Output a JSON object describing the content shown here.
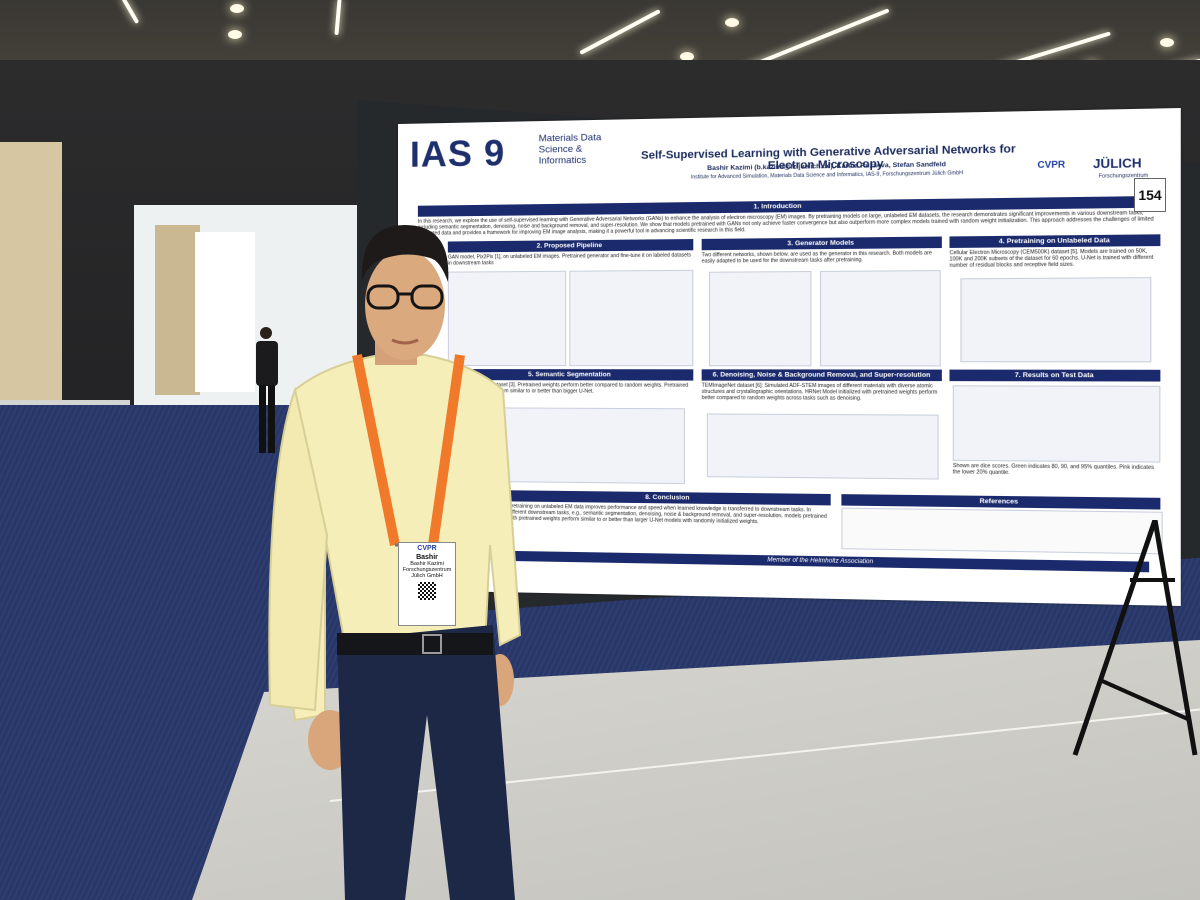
{
  "poster": {
    "number": "154",
    "logo_text": "IAS 9",
    "logo_subtitle": "Materials Data Science & Informatics",
    "title": "Self-Supervised Learning with Generative Adversarial Networks for Electron Microscopy",
    "authors": "Bashir Kazimi (b.kazimi@fz-juelich.de), Karina Ruzaeva, Stefan Sandfeld",
    "institute": "Institute for Advanced Simulation, Materials Data Science and Informatics, IAS-9, Forschungszentrum Jülich GmbH",
    "cvpr_logo": "CVPR",
    "julich_logo": "JÜLICH",
    "julich_sub": "Forschungszentrum",
    "sections": [
      {
        "title": "1. Introduction",
        "text": "In this research, we explore the use of self-supervised learning with Generative Adversarial Networks (GANs) to enhance the analysis of electron microscopy (EM) images. By pretraining models on large, unlabeled EM datasets, the research demonstrates significant improvements in various downstream tasks, including semantic segmentation, denoising, noise and background removal, and super-resolution. We show that models pretrained with GANs not only achieve faster convergence but also outperform more complex models trained with random weight initialization. This approach addresses the challenges of limited annotated data and provides a framework for improving EM image analysis, making it a powerful tool in advancing scientific research in this field."
      },
      {
        "title": "2. Proposed Pipeline",
        "text": "GAN model, Pix2Pix [1], on unlabeled EM images. Pretrained generator and fine-tune it on labeled datasets in downstream tasks"
      },
      {
        "title": "3. Generator Models",
        "text": "Two different networks, shown below, are used as the generator in this research. Both models are easily adapted to be used for the downstream tasks after pretraining."
      },
      {
        "title": "4. Pretraining on Unlabeled Data",
        "text": "Cellular Electron Microscopy (CEM500K) dataset [5]. Models are trained on 50K, 100K and 200K subsets of the dataset for 60 epochs. U-Net is trained with different number of residual blocks and receptive field sizes."
      },
      {
        "title": "5. Semantic Segmentation",
        "text": "Gold nanoparticles dataset [3]. Pretrained weights perform better compared to random weights. Pretrained weight initialization perform similar to or better than bigger U-Net."
      },
      {
        "title": "6. Denoising, Noise & Background Removal, and Super-resolution",
        "text": "TEMImageNet dataset [6]: Simulated ADF-STEM images of different materials with diverse atomic structures and crystallographic orientations. HRNet Model initialized with pretrained weights perform better compared to random weights across tasks such as denoising."
      },
      {
        "title": "7. Results on Test Data",
        "text": "Shown are dice scores. Green indicates 80, 90, and 95% quantiles. Pink indicates the lower 20% quantile."
      },
      {
        "title": "8. Conclusion",
        "text": "Pretraining on unlabeled EM data improves performance and speed when learned knowledge is transferred to downstream tasks. In different downstream tasks, e.g., semantic segmentation, denoising, noise & background removal, and super-resolution, models pretrained with pretrained weights perform similar to or better than larger U-Net models with randomly initialized weights."
      },
      {
        "title": "References",
        "text": ""
      }
    ],
    "footer": "Member of the Helmholtz Association"
  },
  "badge": {
    "event": "CVPR",
    "first_name": "Bashir",
    "full_name": "Bashir Kazimi",
    "affiliation": "Forschungszentrum Jülich GmbH"
  },
  "colors": {
    "poster_accent": "#1a2a6c",
    "lanyard": "#f07a2a",
    "shirt": "#f6eeb9",
    "carpet": "#2e3e72"
  }
}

### What the task asks
Count the lines in the records above that contain the word "Generative", and give only the number.

### Problem solution
2